### DIRECTION
Copy out all lines of the records in which the word "ನಡವಳ" appears.
= = = = =
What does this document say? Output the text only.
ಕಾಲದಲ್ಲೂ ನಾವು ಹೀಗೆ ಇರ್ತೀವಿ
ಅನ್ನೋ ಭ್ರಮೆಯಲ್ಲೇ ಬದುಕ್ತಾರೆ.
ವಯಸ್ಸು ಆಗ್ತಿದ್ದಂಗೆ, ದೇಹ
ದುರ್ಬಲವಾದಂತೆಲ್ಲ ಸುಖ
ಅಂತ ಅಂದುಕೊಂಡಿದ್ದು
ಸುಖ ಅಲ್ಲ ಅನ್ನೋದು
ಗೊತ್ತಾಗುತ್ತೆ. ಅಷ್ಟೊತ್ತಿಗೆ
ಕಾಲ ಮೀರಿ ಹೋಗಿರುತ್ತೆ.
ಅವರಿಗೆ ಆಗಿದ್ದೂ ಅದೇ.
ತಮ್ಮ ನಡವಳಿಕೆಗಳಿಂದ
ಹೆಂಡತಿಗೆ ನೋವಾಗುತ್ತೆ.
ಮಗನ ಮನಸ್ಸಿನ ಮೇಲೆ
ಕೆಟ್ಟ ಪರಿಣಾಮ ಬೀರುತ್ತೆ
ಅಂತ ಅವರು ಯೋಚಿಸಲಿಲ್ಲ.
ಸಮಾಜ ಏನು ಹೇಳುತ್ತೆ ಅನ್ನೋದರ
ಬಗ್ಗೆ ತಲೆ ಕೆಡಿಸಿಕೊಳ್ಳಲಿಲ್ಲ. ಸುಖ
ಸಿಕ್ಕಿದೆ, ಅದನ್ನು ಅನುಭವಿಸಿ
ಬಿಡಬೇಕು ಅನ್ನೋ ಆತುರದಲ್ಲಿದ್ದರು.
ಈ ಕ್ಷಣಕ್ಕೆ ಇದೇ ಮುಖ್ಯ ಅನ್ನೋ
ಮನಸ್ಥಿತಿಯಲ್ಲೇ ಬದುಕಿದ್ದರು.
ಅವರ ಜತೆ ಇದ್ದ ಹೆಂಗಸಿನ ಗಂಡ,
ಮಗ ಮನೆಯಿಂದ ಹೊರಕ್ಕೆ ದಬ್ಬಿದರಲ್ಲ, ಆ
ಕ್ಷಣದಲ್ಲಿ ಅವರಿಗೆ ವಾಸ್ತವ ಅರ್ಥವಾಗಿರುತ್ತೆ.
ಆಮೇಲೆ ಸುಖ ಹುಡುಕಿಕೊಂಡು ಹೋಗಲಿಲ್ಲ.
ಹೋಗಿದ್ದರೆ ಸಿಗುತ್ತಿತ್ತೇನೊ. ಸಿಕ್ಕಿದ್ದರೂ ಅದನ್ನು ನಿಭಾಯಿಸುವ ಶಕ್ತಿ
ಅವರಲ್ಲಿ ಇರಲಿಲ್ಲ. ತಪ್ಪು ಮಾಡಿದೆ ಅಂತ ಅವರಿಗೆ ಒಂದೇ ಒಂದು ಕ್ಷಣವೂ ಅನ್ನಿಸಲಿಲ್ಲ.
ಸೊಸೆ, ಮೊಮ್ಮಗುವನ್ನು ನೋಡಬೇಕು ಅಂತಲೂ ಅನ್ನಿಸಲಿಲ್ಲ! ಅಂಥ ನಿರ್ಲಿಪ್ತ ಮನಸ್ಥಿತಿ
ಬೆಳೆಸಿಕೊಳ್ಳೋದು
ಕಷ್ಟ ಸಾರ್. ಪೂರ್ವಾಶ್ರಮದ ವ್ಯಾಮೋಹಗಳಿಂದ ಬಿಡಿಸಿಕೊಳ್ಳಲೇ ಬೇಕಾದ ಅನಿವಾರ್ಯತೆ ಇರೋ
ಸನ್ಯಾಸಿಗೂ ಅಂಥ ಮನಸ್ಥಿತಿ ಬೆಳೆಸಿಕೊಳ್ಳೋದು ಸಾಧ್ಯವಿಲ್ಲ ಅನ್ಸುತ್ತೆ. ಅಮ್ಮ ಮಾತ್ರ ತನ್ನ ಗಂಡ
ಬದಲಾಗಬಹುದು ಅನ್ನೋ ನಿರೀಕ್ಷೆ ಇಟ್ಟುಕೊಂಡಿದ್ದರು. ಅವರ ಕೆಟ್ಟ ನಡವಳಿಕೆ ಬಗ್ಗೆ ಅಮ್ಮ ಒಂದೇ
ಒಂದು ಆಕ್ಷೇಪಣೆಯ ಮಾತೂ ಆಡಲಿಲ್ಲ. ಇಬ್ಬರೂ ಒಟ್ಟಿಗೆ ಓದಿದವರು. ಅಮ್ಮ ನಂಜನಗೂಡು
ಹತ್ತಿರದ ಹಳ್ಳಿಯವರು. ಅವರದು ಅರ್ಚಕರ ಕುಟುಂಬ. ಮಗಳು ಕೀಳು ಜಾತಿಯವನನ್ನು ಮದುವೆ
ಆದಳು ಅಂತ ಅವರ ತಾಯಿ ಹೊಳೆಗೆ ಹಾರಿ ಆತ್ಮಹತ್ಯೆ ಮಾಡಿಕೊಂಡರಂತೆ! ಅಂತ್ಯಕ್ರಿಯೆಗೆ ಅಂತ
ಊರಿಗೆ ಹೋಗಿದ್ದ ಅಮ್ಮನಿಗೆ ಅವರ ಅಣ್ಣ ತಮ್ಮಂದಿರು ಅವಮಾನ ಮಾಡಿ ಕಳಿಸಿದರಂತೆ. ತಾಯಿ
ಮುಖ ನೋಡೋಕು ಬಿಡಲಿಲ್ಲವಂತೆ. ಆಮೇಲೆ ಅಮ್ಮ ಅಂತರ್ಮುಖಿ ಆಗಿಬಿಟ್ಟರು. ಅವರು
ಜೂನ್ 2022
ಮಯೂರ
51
= = = = =
### WRITTEN RESPONSE
ತಮ್ಮ ನಡವಳಿಕೆಗಳಿಂದ
ಬದಲಾಗಬಹುದು ಅನ್ನೋ ನಿರೀಕ್ಷೆ ಇಟ್ಟುಕೊಂಡಿದ್ದರು. ಅವರ ಕೆಟ್ಟ ನಡವಳಿಕೆ ಬಗ್ಗೆ ಅಮ್ಮ ಒಂದೇ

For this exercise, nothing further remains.